> [What you will do]
Every record below should be transcribed exactly. Omit the images.

-*-*-

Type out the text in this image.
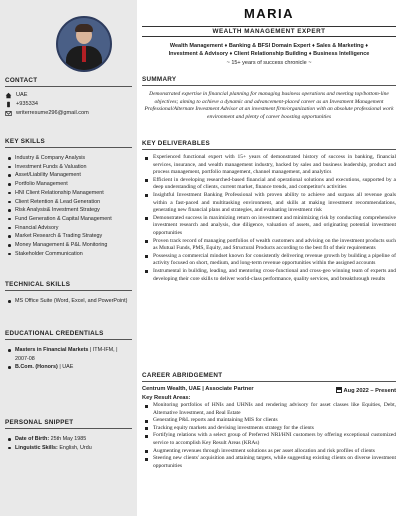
CONTACT
UAE
+935334
writerresume296@gmail.com
KEY SKILLS
Industry & Company Analysis
Investment Funds & Valuation
Asset/Liability Management
Portfolio Management
HNI Client Relationship Management
Client Retention & Lead Generation
Risk Analysis& Investment Strategy
Fund Generation & Capital Management
Financial Advisory
Market Research & Trading Strategy
Money Management & P&L Monitoring
Stakeholder Communication
TECHNICAL SKILLS
MS Office Suite (Word, Excel, and PowerPoint)
EDUCATIONAL CREDENTIALS
Masters in Financial Markets | ITM-IFM, | 2007-08
B.Com. (Honors) | UAE
PERSONAL SNIPPET
Date of Birth: 25th May 1985
Linguistic Skills: English, Urdu
MARIA
WEALTH MANAGEMENT EXPERT
Wealth Management ♦ Banking & BFSI Domain Expert ♦ Sales & Marketing ♦
Investment & Advisory ♦ Client Relationship Building ♦ Business Intelligence
~ 15+ years of success chronicle ~
SUMMARY

Demonstrated expertise in financial planning for managing business operations and meeting top/bottom-line objectives; aiming to achieve a dynamic and advancement-placed career as an Investment Management Professional/Alternate Investment Advisor at an investment firm/organization with an absolute professional work environment and plenty of career boosting opportunities

KEY DELIVERABLES
Experienced functional expert with 15+ years of demonstrated history of success in banking, financial services, insurance, and wealth management industry, backed by sales and business leadership, product and process management, portfolio management, channel management, and analytics
Efficient in developing researched-based financial and operational solutions and executions, supported by a deep understanding of clients, current market, finance trends, and competitor's activities
Insightful Investment Banking Professional with proven ability to achieve and surpass all revenue goals within a fast-paced and multitasking environment, and skills at making investment recommendations, generating new financial plans and strategies, and evaluating investment risk
Demonstrated success in maximizing return on investment and minimizing risk by conducting comprehensive investment research and analysis, due diligence, valuation of assets, and originating potential investment opportunities
Proven track record of managing portfolios of wealth customers and advising on the investment products such as Mutual Funds, PMS, Equity, and Structural Products according to the best fit of their requirements
Possessing a commercial mindset known for consistently delivering revenue growth by building a pipeline of activity focused on short, medium, and long-term revenue opportunities within the assigned accounts
Instrumental in building, leading, and mentoring cross-functional and cross-geo winning team of experts and developing their core skills to deliver world-class performance, quality services, and breakthrough results
CAREER ABRIDGEMENT
Centrum Wealth, UAE | Associate Partner	Aug 2022 – Present
Key Result Areas:
Monitoring portfolios of HNIs and UHNIs and rendering advisory for asset classes like Equities, Debt, Alternative Investment, and Real Estate
Generating P&L reports and maintaining MIS for clients
Tracking equity markets and devising investments strategy for the clients
Fortifying relations with a select group of Preferred NRI/HNI customers by offering exceptional customized service to accomplish Key Result Areas (KRAs)
Augmenting revenues through investment solutions as per asset allocation and risk profiles of clients
Steering new clients' acquisition and attaining targets, while suggesting existing clients on diverse investment opportunities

-*-*-

> [Task output]
Type out the text in this image.
CONTACT
UAE
+935334
writerresume296@gmail.com
KEY SKILLS
Industry & Company Analysis
Investment Funds & Valuation
Asset/Liability Management
Portfolio Management
HNI Client Relationship Management
Client Retention & Lead Generation
Risk Analysis& Investment Strategy
Fund Generation & Capital Management
Financial Advisory
Market Research & Trading Strategy
Money Management & P&L Monitoring
Stakeholder Communication
TECHNICAL SKILLS
MS Office Suite (Word, Excel, and PowerPoint)
EDUCATIONAL CREDENTIALS
Masters in Financial Markets | ITM-IFM, | 2007-08
B.Com. (Honors) | UAE
PERSONAL SNIPPET
Date of Birth: 25th May 1985
Linguistic Skills: English, Urdu
MARIA
WEALTH MANAGEMENT EXPERT
Wealth Management ♦ Banking & BFSI Domain Expert ♦ Sales & Marketing ♦
Investment & Advisory ♦ Client Relationship Building ♦ Business Intelligence
~ 15+ years of success chronicle ~
SUMMARY

Demonstrated expertise in financial planning for managing business operations and meeting top/bottom-line objectives; aiming to achieve a dynamic and advancement-placed career as an Investment Management Professional/Alternate Investment Advisor at an investment firm/organization with an absolute professional work environment and plenty of career boosting opportunities

KEY DELIVERABLES
Experienced functional expert with 15+ years of demonstrated history of success in banking, financial services, insurance, and wealth management industry, backed by sales and business leadership, product and process management, portfolio management, channel management, and analytics
Efficient in developing researched-based financial and operational solutions and executions, supported by a deep understanding of clients, current market, finance trends, and competitor's activities
Insightful Investment Banking Professional with proven ability to achieve and surpass all revenue goals within a fast-paced and multitasking environment, and skills at making investment recommendations, generating new financial plans and strategies, and evaluating investment risk
Demonstrated success in maximizing return on investment and minimizing risk by conducting comprehensive investment research and analysis, due diligence, valuation of assets, and originating potential investment opportunities
Proven track record of managing portfolios of wealth customers and advising on the investment products such as Mutual Funds, PMS, Equity, and Structural Products according to the best fit of their requirements
Possessing a commercial mindset known for consistently delivering revenue growth by building a pipeline of activity focused on short, medium, and long-term revenue opportunities within the assigned accounts
Instrumental in building, leading, and mentoring cross-functional and cross-geo winning team of experts and developing their core skills to deliver world-class performance, quality services, and breakthrough results
CAREER ABRIDGEMENT
Centrum Wealth, UAE | Associate Partner	Aug 2022 – Present
Key Result Areas:
Monitoring portfolios of HNIs and UHNIs and rendering advisory for asset classes like Equities, Debt, Alternative Investment, and Real Estate
Generating P&L reports and maintaining MIS for clients
Tracking equity markets and devising investments strategy for the clients
Fortifying relations with a select group of Preferred NRI/HNI customers by offering exceptional customized service to accomplish Key Result Areas (KRAs)
Augmenting revenues through investment solutions as per asset allocation and risk profiles of clients
Steering new clients' acquisition and attaining targets, while suggesting existing clients on diverse investment opportunities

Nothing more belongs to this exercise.